(What is needed) Lines that contain "color" are to be counted; give only their number.

(Dataset)
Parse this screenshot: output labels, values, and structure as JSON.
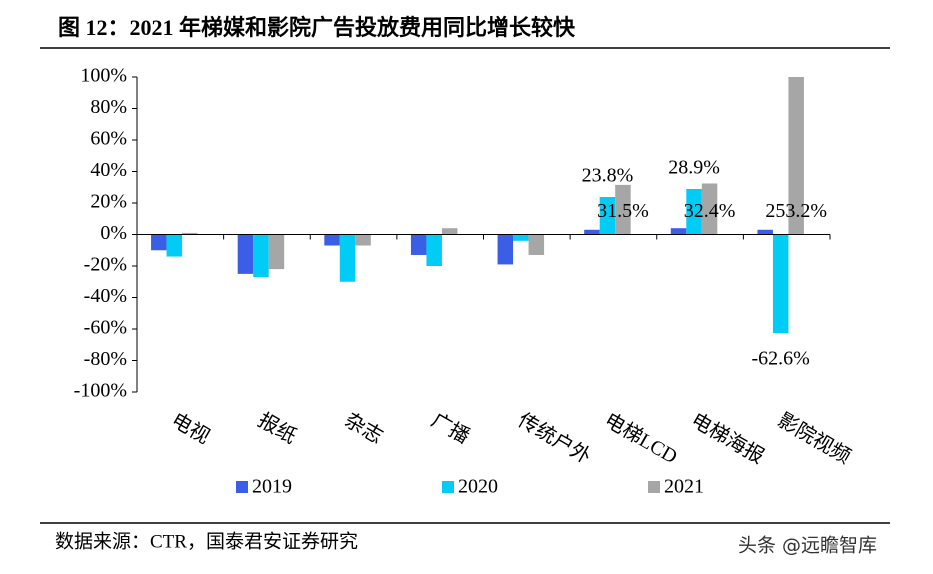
{
  "chart_data": {
    "type": "bar",
    "title": "图 12：2021 年梯媒和影院广告投放费用同比增长较快",
    "categories": [
      "电视",
      "报纸",
      "杂志",
      "广播",
      "传统户外",
      "电梯LCD",
      "电梯海报",
      "影院视频"
    ],
    "series": [
      {
        "name": "2019",
        "color": "#3b5ee6",
        "values": [
          -10,
          -25,
          -7,
          -13,
          -19,
          3,
          4,
          3
        ]
      },
      {
        "name": "2020",
        "color": "#00ccf5",
        "values": [
          -14,
          -27,
          -30,
          -20,
          -4,
          23.8,
          28.9,
          -62.6
        ],
        "value_labels": [
          null,
          null,
          null,
          null,
          null,
          "23.8%",
          "28.9%",
          "-62.6%"
        ]
      },
      {
        "name": "2021",
        "color": "#a6a6a6",
        "values": [
          1,
          -22,
          -7,
          4,
          -13,
          31.5,
          32.4,
          253.2
        ],
        "value_labels": [
          null,
          null,
          null,
          null,
          null,
          "31.5%",
          "32.4%",
          "253.2%"
        ]
      }
    ],
    "ylim": [
      -100,
      100
    ],
    "yticks": [
      {
        "value": -100,
        "label": "-100%"
      },
      {
        "value": -80,
        "label": "-80%"
      },
      {
        "value": -60,
        "label": "-60%"
      },
      {
        "value": -40,
        "label": "-40%"
      },
      {
        "value": -20,
        "label": "-20%"
      },
      {
        "value": 0,
        "label": "0%"
      },
      {
        "value": 20,
        "label": "20%"
      },
      {
        "value": 40,
        "label": "40%"
      },
      {
        "value": 60,
        "label": "60%"
      },
      {
        "value": 80,
        "label": "80%"
      },
      {
        "value": 100,
        "label": "100%"
      }
    ],
    "source": "数据来源：CTR，国泰君安证券研究",
    "watermark": "头条 @远瞻智库"
  }
}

(Completed task) 3